• _What you have to do_: Spot each line that carries the word "grapes"; copy those lines.

• _Material for this task_:
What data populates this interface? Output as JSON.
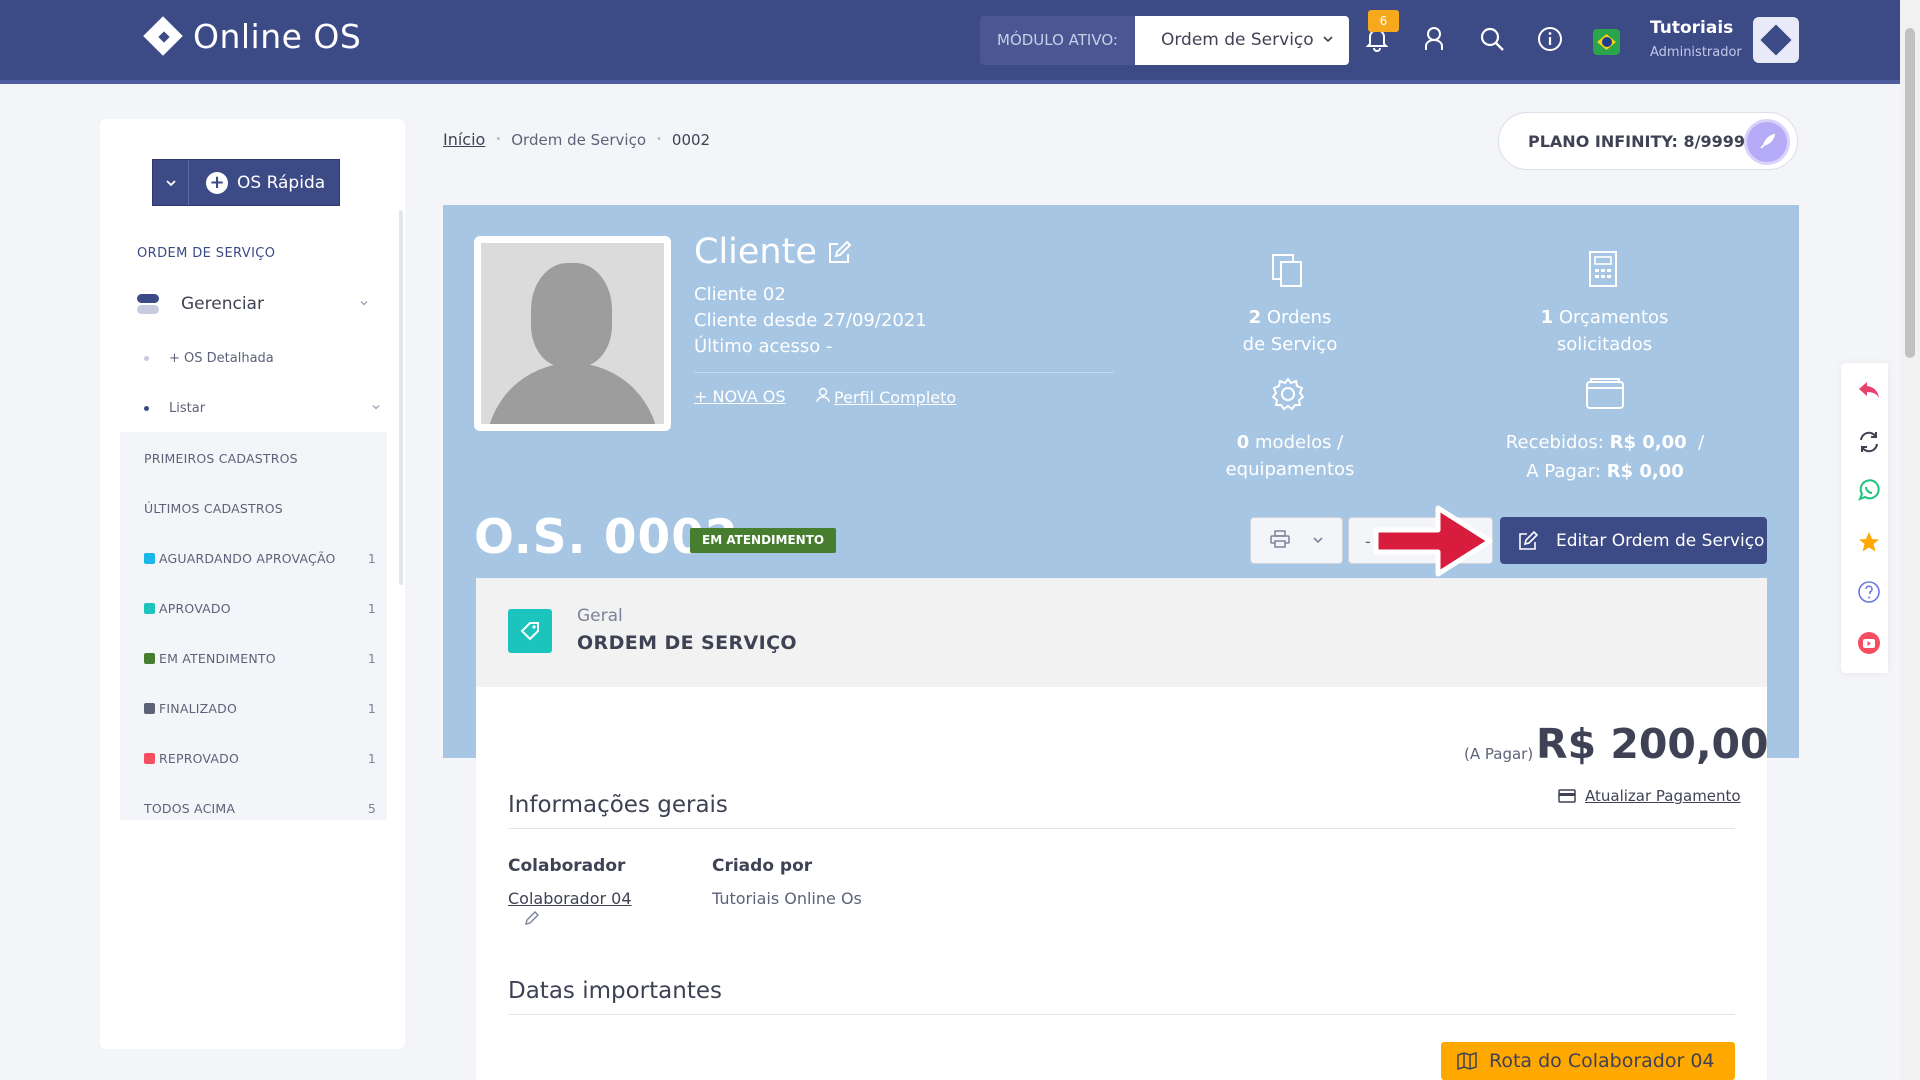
{
  "header": {
    "logo_text": "Online OS",
    "module_label": "MÓDULO ATIVO:",
    "module_value": "Ordem de Serviço",
    "notifications_count": "6",
    "user_name": "Tutoriais",
    "user_role": "Administrador"
  },
  "sidebar": {
    "quick_button": "OS Rápida",
    "section_title": "ORDEM DE SERVIÇO",
    "manage_label": "Gerenciar",
    "sub_detailed": "+ OS Detalhada",
    "sub_list": "Listar",
    "list_items": [
      {
        "label": "PRIMEIROS CADASTROS",
        "count": "",
        "color": ""
      },
      {
        "label": "ÚLTIMOS CADASTROS",
        "count": "",
        "color": ""
      },
      {
        "label": "AGUARDANDO APROVAÇÃO",
        "count": "1",
        "color": "#1ab7ea"
      },
      {
        "label": "APROVADO",
        "count": "1",
        "color": "#1bc5bd"
      },
      {
        "label": "EM ATENDIMENTO",
        "count": "1",
        "color": "#467d2f"
      },
      {
        "label": "FINALIZADO",
        "count": "1",
        "color": "#5e6278"
      },
      {
        "label": "REPROVADO",
        "count": "1",
        "color": "#f64e60"
      },
      {
        "label": "TODOS ACIMA",
        "count": "5",
        "color": ""
      }
    ]
  },
  "breadcrumb": {
    "home": "Início",
    "section": "Ordem de Serviço",
    "current": "0002"
  },
  "plan": {
    "label": "PLANO INFINITY: 8/9999"
  },
  "client": {
    "title": "Cliente",
    "name": "Cliente 02",
    "since": "Cliente desde 27/09/2021",
    "last_access": "Último acesso -",
    "new_os_link": "NOVA OS",
    "profile_link": "Perfil Completo"
  },
  "stats": {
    "orders_count": "2",
    "orders_label_1": "Ordens",
    "orders_label_2": "de Serviço",
    "budgets_count": "1",
    "budgets_label_1": "Orçamentos",
    "budgets_label_2": "solicitados",
    "models_count": "0",
    "models_label_1": "modelos /",
    "models_label_2": "equipamentos",
    "received_label": "Recebidos:",
    "received_value": "R$ 0,00",
    "received_sep": "/",
    "to_pay_label": "A Pagar:",
    "to_pay_value": "R$ 0,00"
  },
  "order": {
    "title": "O.S. 0002",
    "status": "EM ATENDIMENTO",
    "mid_button": "-",
    "edit_button": "Editar Ordem de Serviço"
  },
  "card": {
    "subtitle": "Geral",
    "title": "ORDEM DE SERVIÇO",
    "pay_note": "(A Pagar)",
    "pay_amount": "R$ 200,00",
    "pay_update": "Atualizar Pagamento",
    "section_general": "Informações gerais",
    "collaborator_label": "Colaborador",
    "collaborator_value": "Colaborador 04",
    "created_by_label": "Criado por",
    "created_by_value": "Tutoriais Online Os",
    "section_dates": "Datas importantes",
    "route_button": "Rota do Colaborador 04"
  },
  "colors": {
    "header_bg": "#3c4a86",
    "hero_bg": "#a7c6e3",
    "status_badge": "#467d2f",
    "accent_yellow": "#ffa800",
    "accent_teal": "#1bc5bd"
  },
  "icons": [
    "bell-icon",
    "user-icon",
    "search-icon",
    "info-icon",
    "brazil-flag-icon",
    "reply-icon",
    "refresh-icon",
    "whatsapp-icon",
    "star-icon",
    "help-icon",
    "youtube-icon"
  ]
}
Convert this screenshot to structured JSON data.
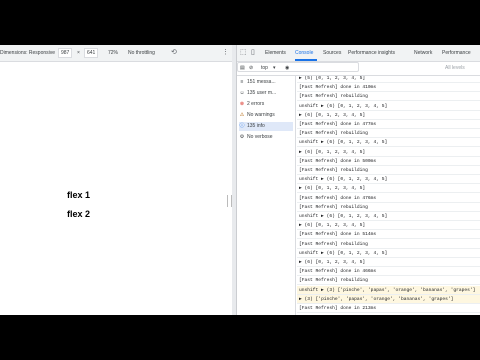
{
  "device_toolbar": {
    "dimensions_label": "Dimensions: Responsive",
    "width": "987",
    "height": "641",
    "zoom": "72%",
    "throttling": "No throttling"
  },
  "page": {
    "items": [
      "flex 1",
      "flex 2"
    ]
  },
  "devtools": {
    "tabs": [
      "Elements",
      "Console",
      "Sources",
      "Performance insights",
      "Network",
      "Performance"
    ],
    "active_tab": "Console",
    "context": "top",
    "levels": "All levels",
    "sidebar": [
      {
        "icon": "list-icon",
        "glyph": "≡",
        "label": "151 messa..."
      },
      {
        "icon": "user-icon",
        "glyph": "☺",
        "label": "135 user m..."
      },
      {
        "icon": "error-icon",
        "glyph": "⊗",
        "label": "2 errors"
      },
      {
        "icon": "warning-icon",
        "glyph": "⚠",
        "label": "No warnings"
      },
      {
        "icon": "info-icon",
        "glyph": "ⓘ",
        "label": "135 info"
      },
      {
        "icon": "verbose-icon",
        "glyph": "⚙",
        "label": "No verbose"
      }
    ]
  },
  "console": [
    {
      "kind": "log",
      "text": "▶ (5) [0, 1, 2, 3, 4, 5]"
    },
    {
      "kind": "log",
      "text": "[Fast Refresh] done in 410ms"
    },
    {
      "kind": "log",
      "text": "[Fast Refresh] rebuilding"
    },
    {
      "kind": "log",
      "text": "unshift ▶ (6) [0, 1, 2, 3, 4, 5]"
    },
    {
      "kind": "log",
      "text": "        ▶ (6) [0, 1, 2, 3, 4, 5]"
    },
    {
      "kind": "log",
      "text": "[Fast Refresh] done in 477ms"
    },
    {
      "kind": "log",
      "text": "[Fast Refresh] rebuilding"
    },
    {
      "kind": "log",
      "text": "unshift ▶ (6) [0, 1, 2, 3, 4, 5]"
    },
    {
      "kind": "log",
      "text": "        ▶ (6) [0, 1, 2, 3, 4, 5]"
    },
    {
      "kind": "log",
      "text": "[Fast Refresh] done in 500ms"
    },
    {
      "kind": "log",
      "text": "[Fast Refresh] rebuilding"
    },
    {
      "kind": "log",
      "text": "unshift ▶ (6) [0, 1, 2, 3, 4, 5]"
    },
    {
      "kind": "log",
      "text": "        ▶ (6) [0, 1, 2, 3, 4, 5]"
    },
    {
      "kind": "log",
      "text": "[Fast Refresh] done in 476ms"
    },
    {
      "kind": "log",
      "text": "[Fast Refresh] rebuilding"
    },
    {
      "kind": "log",
      "text": "unshift ▶ (6) [0, 1, 2, 3, 4, 5]"
    },
    {
      "kind": "log",
      "text": "        ▶ (6) [0, 1, 2, 3, 4, 5]"
    },
    {
      "kind": "log",
      "text": "[Fast Refresh] done in 514ms"
    },
    {
      "kind": "log",
      "text": "[Fast Refresh] rebuilding"
    },
    {
      "kind": "log",
      "text": "unshift ▶ (6) [0, 1, 2, 3, 4, 5]"
    },
    {
      "kind": "log",
      "text": "        ▶ (6) [0, 1, 2, 3, 4, 5]"
    },
    {
      "kind": "log",
      "text": "[Fast Refresh] done in 466ms"
    },
    {
      "kind": "log",
      "text": "[Fast Refresh] rebuilding"
    },
    {
      "kind": "warn",
      "text": "unshift ▶ (3) ['pinche', 'papas', 'orange', 'bananas', 'grapes']"
    },
    {
      "kind": "warn",
      "text": "        ▶ (3) ['pinche', 'papas', 'orange', 'bananas', 'grapes']"
    },
    {
      "kind": "log",
      "text": "[Fast Refresh] done in 213ms"
    }
  ]
}
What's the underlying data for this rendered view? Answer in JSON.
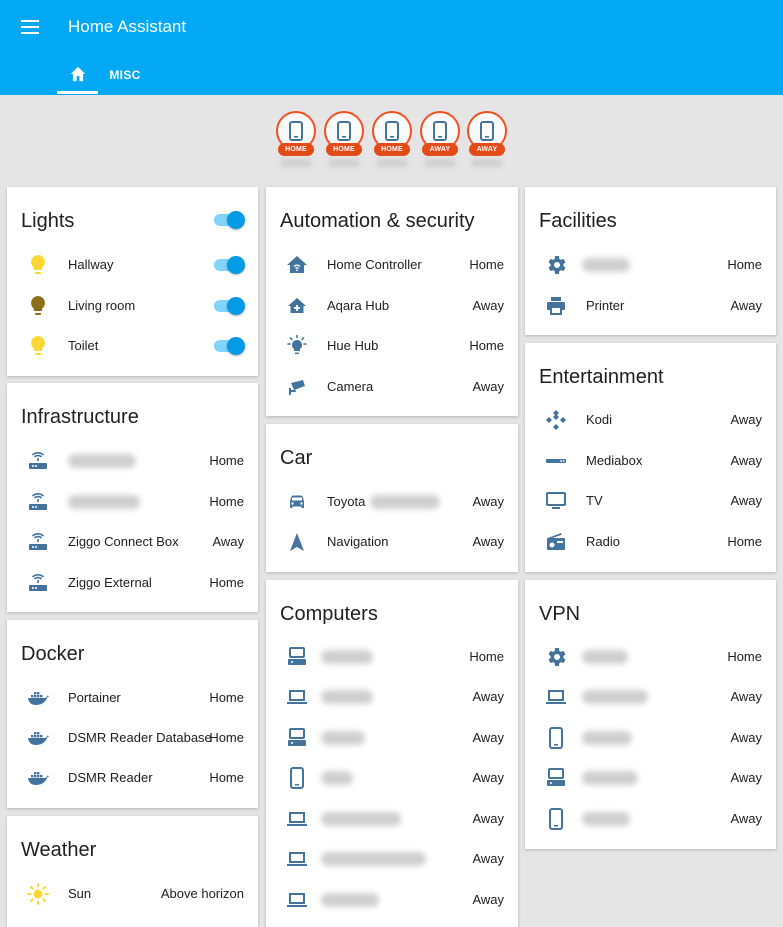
{
  "app": {
    "title": "Home Assistant"
  },
  "tabs": [
    {
      "icon": "home-icon"
    },
    {
      "label": "MISC"
    }
  ],
  "badges": [
    {
      "state": "HOME",
      "icon": "cellphone-icon"
    },
    {
      "state": "HOME",
      "icon": "cellphone-icon"
    },
    {
      "state": "HOME",
      "icon": "cellphone-icon"
    },
    {
      "state": "AWAY",
      "icon": "cellphone-icon"
    },
    {
      "state": "AWAY",
      "icon": "cellphone-icon"
    }
  ],
  "colors": {
    "header": "#03a9f4",
    "icon": "#44739e",
    "badge": "#e64a19",
    "toggle": "#039be5",
    "bulb_on": "#fdd835",
    "bulb_dim": "#8d6e19",
    "sun": "#fdd835"
  },
  "lights": {
    "title": "Lights",
    "items": [
      {
        "name": "Hallway",
        "icon": "lightbulb-icon"
      },
      {
        "name": "Living room",
        "icon": "lightbulb-icon"
      },
      {
        "name": "Toilet",
        "icon": "lightbulb-icon"
      }
    ]
  },
  "infrastructure": {
    "title": "Infrastructure",
    "items": [
      {
        "name": "",
        "state": "Home",
        "icon": "router-icon"
      },
      {
        "name": "",
        "state": "Home",
        "icon": "router-icon"
      },
      {
        "name": "Ziggo Connect Box",
        "state": "Away",
        "icon": "router-icon"
      },
      {
        "name": "Ziggo External",
        "state": "Home",
        "icon": "router-icon"
      }
    ]
  },
  "docker": {
    "title": "Docker",
    "items": [
      {
        "name": "Portainer",
        "state": "Home",
        "icon": "docker-icon"
      },
      {
        "name": "DSMR Reader Database",
        "state": "Home",
        "icon": "docker-icon"
      },
      {
        "name": "DSMR Reader",
        "state": "Home",
        "icon": "docker-icon"
      }
    ]
  },
  "weather": {
    "title": "Weather",
    "items": [
      {
        "name": "Sun",
        "state": "Above horizon",
        "icon": "sun-icon"
      }
    ]
  },
  "automation": {
    "title": "Automation & security",
    "items": [
      {
        "name": "Home Controller",
        "state": "Home",
        "icon": "home-automation-icon"
      },
      {
        "name": "Aqara Hub",
        "state": "Away",
        "icon": "home-plus-icon"
      },
      {
        "name": "Hue Hub",
        "state": "Home",
        "icon": "lightbulb-hub-icon"
      },
      {
        "name": "Camera",
        "state": "Away",
        "icon": "cctv-icon"
      }
    ]
  },
  "car": {
    "title": "Car",
    "items": [
      {
        "name": "Toyota",
        "state": "Away",
        "icon": "car-icon"
      },
      {
        "name": "Navigation",
        "state": "Away",
        "icon": "navigation-icon"
      }
    ]
  },
  "computers": {
    "title": "Computers",
    "items": [
      {
        "name": "",
        "state": "Home",
        "icon": "server-icon"
      },
      {
        "name": "",
        "state": "Away",
        "icon": "laptop-icon"
      },
      {
        "name": "",
        "state": "Away",
        "icon": "server-icon"
      },
      {
        "name": "",
        "state": "Away",
        "icon": "cellphone-icon"
      },
      {
        "name": "",
        "state": "Away",
        "icon": "laptop-icon"
      },
      {
        "name": "",
        "state": "Away",
        "icon": "laptop-icon"
      },
      {
        "name": "",
        "state": "Away",
        "icon": "laptop-icon"
      }
    ]
  },
  "facilities": {
    "title": "Facilities",
    "items": [
      {
        "name": "",
        "state": "Home",
        "icon": "settings-icon"
      },
      {
        "name": "Printer",
        "state": "Away",
        "icon": "printer-icon"
      }
    ]
  },
  "entertainment": {
    "title": "Entertainment",
    "items": [
      {
        "name": "Kodi",
        "state": "Away",
        "icon": "kodi-icon"
      },
      {
        "name": "Mediabox",
        "state": "Away",
        "icon": "set-top-box-icon"
      },
      {
        "name": "TV",
        "state": "Away",
        "icon": "monitor-icon"
      },
      {
        "name": "Radio",
        "state": "Home",
        "icon": "radio-icon"
      }
    ]
  },
  "vpn": {
    "title": "VPN",
    "items": [
      {
        "name": "",
        "state": "Home",
        "icon": "settings-icon"
      },
      {
        "name": "",
        "state": "Away",
        "icon": "laptop-icon"
      },
      {
        "name": "",
        "state": "Away",
        "icon": "cellphone-icon"
      },
      {
        "name": "",
        "state": "Away",
        "icon": "server-icon"
      },
      {
        "name": "",
        "state": "Away",
        "icon": "cellphone-icon"
      }
    ]
  }
}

• _Correct answer_:
      "text": "unshift ▶ (3) ['pinche', 'papas', 'orange', 'bananas', 'grapes']"
      "text": "        ▶ (3) ['pinche', 'papas', 'orange', 'bananas', 'grapes']"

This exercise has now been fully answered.